▶ [Task brief]
All of the material should be reproduced exactly, with pictures left out.

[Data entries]
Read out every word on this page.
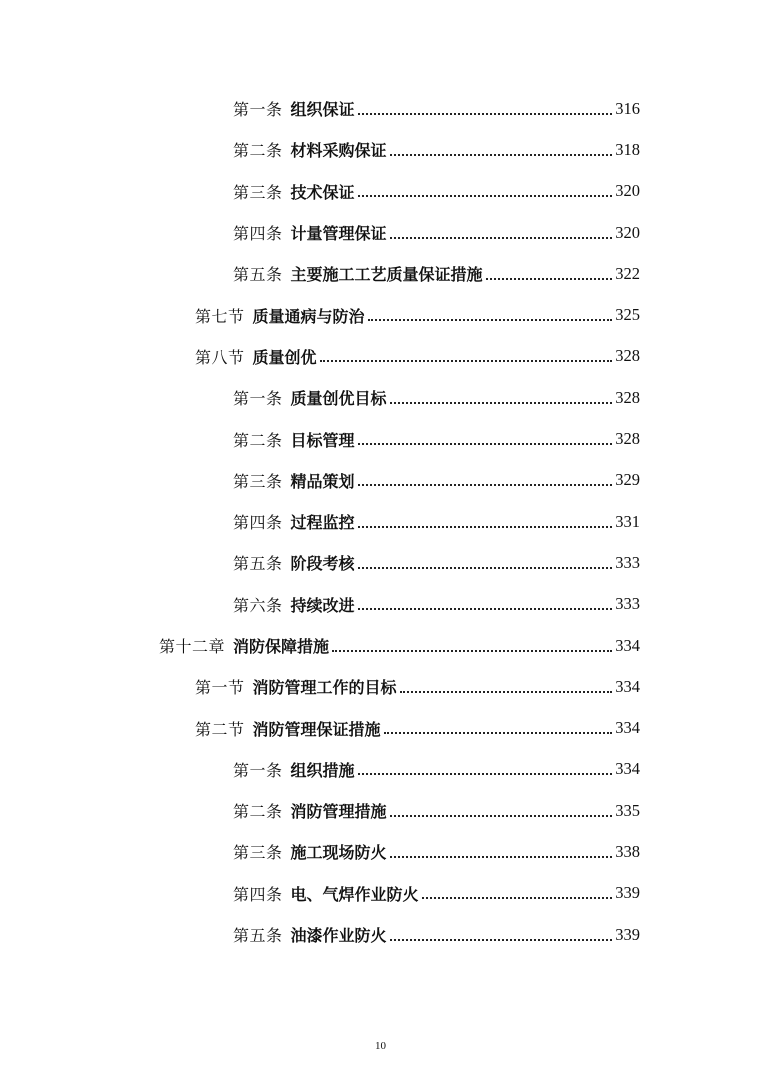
第一条 组织保证	316
第二条 材料采购保证	318
第三条 技术保证	320
第四条 计量管理保证	320
第五条 主要施工工艺质量保证措施	322
第七节 质量通病与防治	325
第八节 质量创优	328
第一条 质量创优目标	328
第二条 目标管理	328
第三条 精品策划	329
第四条 过程监控	331
第五条 阶段考核	333
第六条 持续改进	333
第十二章 消防保障措施	334
第一节 消防管理工作的目标	334
第二节 消防管理保证措施	334
第一条 组织措施	334
第二条 消防管理措施	335
第三条 施工现场防火	338
第四条 电、气焊作业防火	339
第五条 油漆作业防火	339
10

▶ [Worked answer]
Read out every word on this page.
第一条 组织保证	316
第二条 材料采购保证	318
第三条 技术保证	320
第四条 计量管理保证	320
第五条 主要施工工艺质量保证措施	322
第七节 质量通病与防治	325
第八节 质量创优	328
第一条 质量创优目标	328
第二条 目标管理	328
第三条 精品策划	329
第四条 过程监控	331
第五条 阶段考核	333
第六条 持续改进	333
第十二章 消防保障措施	334
第一节 消防管理工作的目标	334
第二节 消防管理保证措施	334
第一条 组织措施	334
第二条 消防管理措施	335
第三条 施工现场防火	338
第四条 电、气焊作业防火	339
第五条 油漆作业防火	339
10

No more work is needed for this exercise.